The listing must be reproduced in full, exactly as it stands.

BEGIN DATA ENTRIES

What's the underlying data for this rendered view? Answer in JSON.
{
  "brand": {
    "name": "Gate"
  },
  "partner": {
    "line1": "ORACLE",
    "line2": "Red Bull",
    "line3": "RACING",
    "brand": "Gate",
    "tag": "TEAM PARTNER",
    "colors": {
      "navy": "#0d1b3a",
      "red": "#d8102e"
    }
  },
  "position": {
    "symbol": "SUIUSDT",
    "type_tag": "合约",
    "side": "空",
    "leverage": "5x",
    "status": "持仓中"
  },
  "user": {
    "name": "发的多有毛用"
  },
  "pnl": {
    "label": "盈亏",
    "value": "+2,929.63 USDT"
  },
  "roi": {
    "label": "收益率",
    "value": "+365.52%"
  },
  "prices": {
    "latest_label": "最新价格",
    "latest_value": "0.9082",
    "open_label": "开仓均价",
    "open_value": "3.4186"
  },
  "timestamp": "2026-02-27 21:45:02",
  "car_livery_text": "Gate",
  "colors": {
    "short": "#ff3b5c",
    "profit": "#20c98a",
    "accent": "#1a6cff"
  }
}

END DATA ENTRIES

[ANSWER FOR THE TASK]
What's the underlying data for this rendered view? Answer in JSON.
{
  "brand": {
    "name": "Gate"
  },
  "partner": {
    "line1": "ORACLE",
    "line2": "Red Bull",
    "line3": "RACING",
    "brand": "Gate",
    "tag": "TEAM PARTNER",
    "colors": {
      "navy": "#0d1b3a",
      "red": "#d8102e"
    }
  },
  "position": {
    "symbol": "SUIUSDT",
    "type_tag": "合约",
    "side": "空",
    "leverage": "5x",
    "status": "持仓中"
  },
  "user": {
    "name": "发的多有毛用"
  },
  "pnl": {
    "label": "盈亏",
    "value": "+2,929.63 USDT"
  },
  "roi": {
    "label": "收益率",
    "value": "+365.52%"
  },
  "prices": {
    "latest_label": "最新价格",
    "latest_value": "0.9082",
    "open_label": "开仓均价",
    "open_value": "3.4186"
  },
  "timestamp": "2026-02-27 21:45:02",
  "car_livery_text": "Gate",
  "colors": {
    "short": "#ff3b5c",
    "profit": "#20c98a",
    "accent": "#1a6cff"
  }
}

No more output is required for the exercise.